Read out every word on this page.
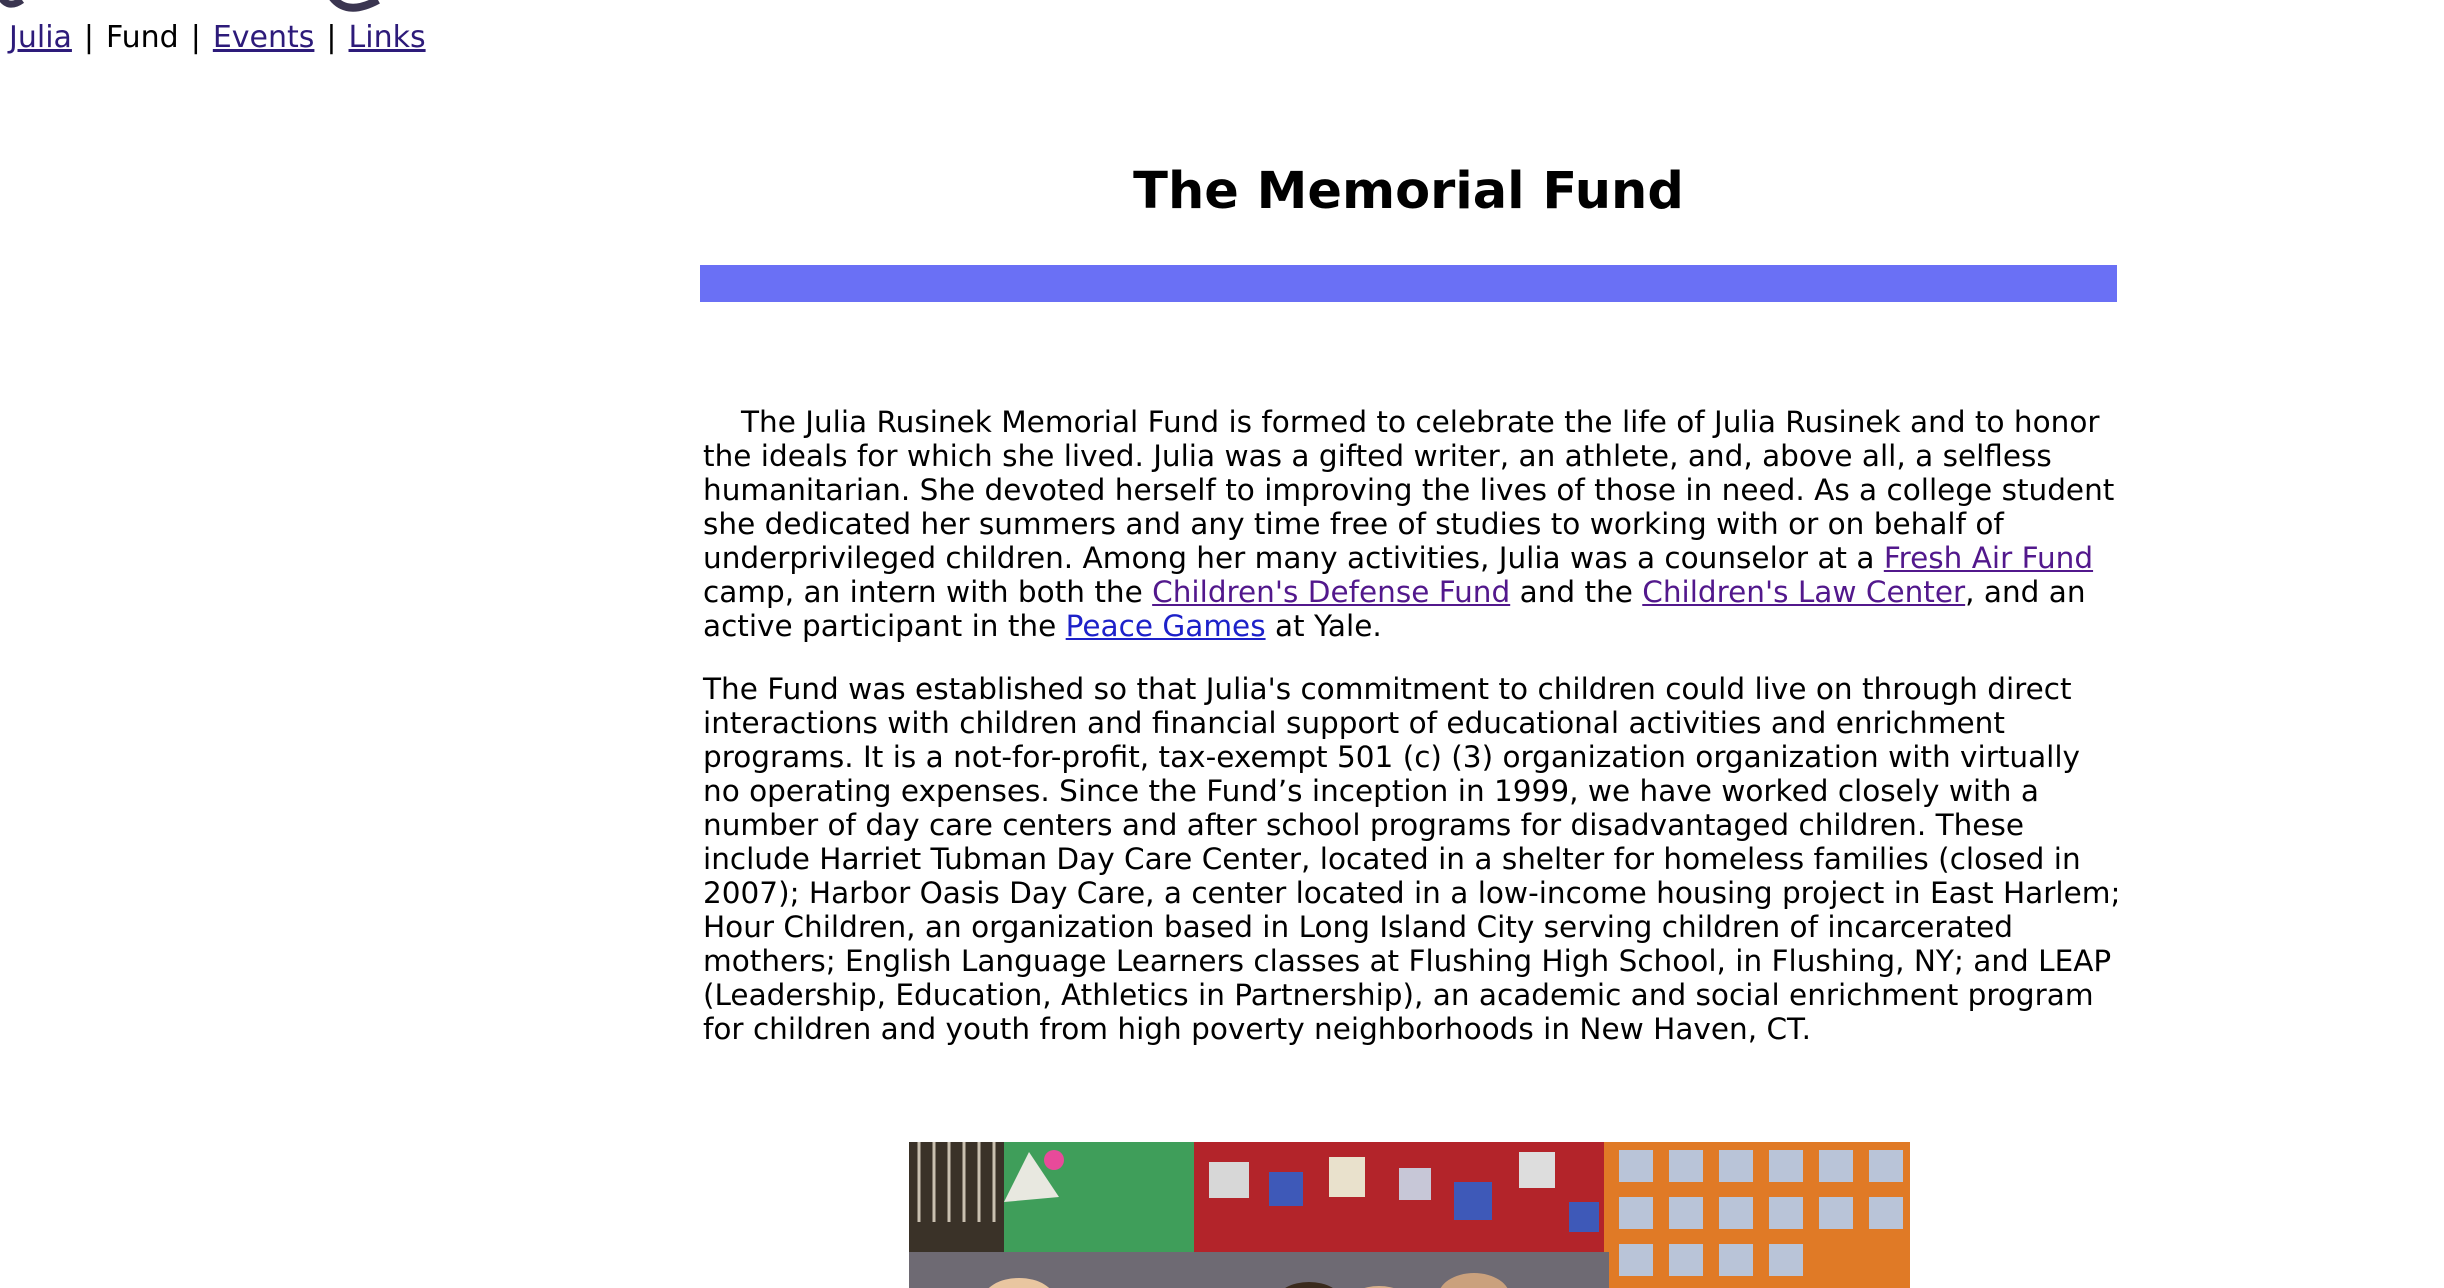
Julia | Fund | Events | Links
The Memorial Fund

The Julia Rusinek Memorial Fund is formed to celebrate the life of Julia Rusinek and to honor the ideals for which she lived. Julia was a gifted writer, an athlete, and, above all, a selfless humanitarian. She devoted herself to improving the lives of those in need. As a college student she dedicated her summers and any time free of studies to working with or on behalf of underprivileged children. Among her many activities, Julia was a counselor at a Fresh Air Fund camp, an intern with both the Children's Defense Fund and the Children's Law Center, and an active participant in the Peace Games at Yale.

The Fund was established so that Julia's commitment to children could live on through direct interactions with children and financial support of educational activities and enrichment programs. It is a not-for-profit, tax-exempt 501 (c) (3) organization organization with virtually no operating expenses. Since the Fund’s inception in 1999, we have worked closely with a number of day care centers and after school programs for disadvantaged children. These include Harriet Tubman Day Care Center, located in a shelter for homeless families (closed in 2007); Harbor Oasis Day Care, a center located in a low-income housing project in East Harlem; Hour Children, an organization based in Long Island City serving children of incarcerated mothers; English Language Learners classes at Flushing High School, in Flushing, NY; and LEAP (Leadership, Education, Athletics in Partnership), an academic and social enrichment program for children and youth from high poverty neighborhoods in New Haven, CT.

Problem description: Print every entry exactly as written, without the pictures.

Task answer:
Read out every word on this page.
Julia | Fund | Events | Links
The Memorial Fund

The Julia Rusinek Memorial Fund is formed to celebrate the life of Julia Rusinek and to honor the ideals for which she lived. Julia was a gifted writer, an athlete, and, above all, a selfless humanitarian. She devoted herself to improving the lives of those in need. As a college student she dedicated her summers and any time free of studies to working with or on behalf of underprivileged children. Among her many activities, Julia was a counselor at a Fresh Air Fund camp, an intern with both the Children's Defense Fund and the Children's Law Center, and an active participant in the Peace Games at Yale.

The Fund was established so that Julia's commitment to children could live on through direct interactions with children and financial support of educational activities and enrichment programs. It is a not-for-profit, tax-exempt 501 (c) (3) organization organization with virtually no operating expenses. Since the Fund’s inception in 1999, we have worked closely with a number of day care centers and after school programs for disadvantaged children. These include Harriet Tubman Day Care Center, located in a shelter for homeless families (closed in 2007); Harbor Oasis Day Care, a center located in a low-income housing project in East Harlem; Hour Children, an organization based in Long Island City serving children of incarcerated mothers; English Language Learners classes at Flushing High School, in Flushing, NY; and LEAP (Leadership, Education, Athletics in Partnership), an academic and social enrichment program for children and youth from high poverty neighborhoods in New Haven, CT.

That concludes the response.